§ Direction:
Every line that contains the word "location" should be copied.
## Begin Information shown
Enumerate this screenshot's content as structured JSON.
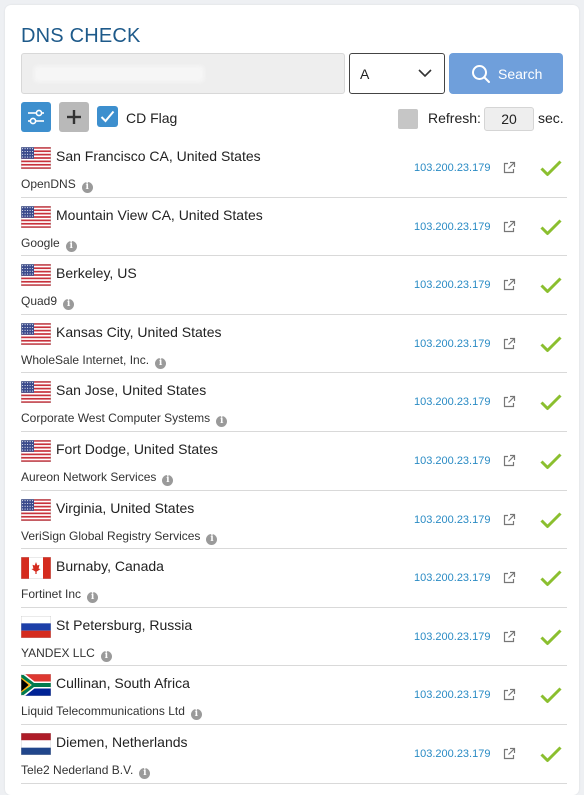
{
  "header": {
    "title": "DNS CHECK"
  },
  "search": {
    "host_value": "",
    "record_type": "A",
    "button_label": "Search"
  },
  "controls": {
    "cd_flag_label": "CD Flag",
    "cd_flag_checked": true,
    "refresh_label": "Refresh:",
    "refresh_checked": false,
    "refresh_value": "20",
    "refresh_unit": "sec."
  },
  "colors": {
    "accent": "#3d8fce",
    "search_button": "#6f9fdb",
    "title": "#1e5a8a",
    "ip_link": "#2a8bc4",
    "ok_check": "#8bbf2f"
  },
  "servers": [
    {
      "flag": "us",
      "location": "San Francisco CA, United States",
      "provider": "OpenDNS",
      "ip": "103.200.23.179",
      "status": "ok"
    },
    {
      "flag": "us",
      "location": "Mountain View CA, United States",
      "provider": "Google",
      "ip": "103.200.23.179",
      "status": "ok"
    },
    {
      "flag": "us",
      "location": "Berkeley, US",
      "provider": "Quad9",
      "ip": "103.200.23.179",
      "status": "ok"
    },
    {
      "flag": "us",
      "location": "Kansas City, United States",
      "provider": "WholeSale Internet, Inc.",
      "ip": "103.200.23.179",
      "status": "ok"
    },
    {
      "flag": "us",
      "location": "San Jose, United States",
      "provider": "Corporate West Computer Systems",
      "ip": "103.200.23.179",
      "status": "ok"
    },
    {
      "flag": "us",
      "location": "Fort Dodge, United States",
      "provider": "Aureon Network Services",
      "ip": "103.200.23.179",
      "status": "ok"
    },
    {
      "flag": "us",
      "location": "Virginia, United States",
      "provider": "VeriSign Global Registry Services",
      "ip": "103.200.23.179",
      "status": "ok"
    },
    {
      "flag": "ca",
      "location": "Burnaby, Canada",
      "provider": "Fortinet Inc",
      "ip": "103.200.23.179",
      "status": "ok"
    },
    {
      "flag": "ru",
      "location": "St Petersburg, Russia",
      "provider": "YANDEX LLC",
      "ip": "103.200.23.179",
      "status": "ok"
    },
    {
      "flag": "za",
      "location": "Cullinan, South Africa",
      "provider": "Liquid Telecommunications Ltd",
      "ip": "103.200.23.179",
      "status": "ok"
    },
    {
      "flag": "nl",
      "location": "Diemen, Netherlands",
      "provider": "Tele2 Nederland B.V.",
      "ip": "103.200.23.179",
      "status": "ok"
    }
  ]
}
## End Information shown
§ Written answer:
      "location": "San Francisco CA, United States",
      "location": "Mountain View CA, United States",
      "location": "Berkeley, US",
      "location": "Kansas City, United States",
      "location": "San Jose, United States",
      "location": "Fort Dodge, United States",
      "location": "Virginia, United States",
      "location": "Burnaby, Canada",
      "location": "St Petersburg, Russia",
      "location": "Cullinan, South Africa",
      "location": "Diemen, Netherlands",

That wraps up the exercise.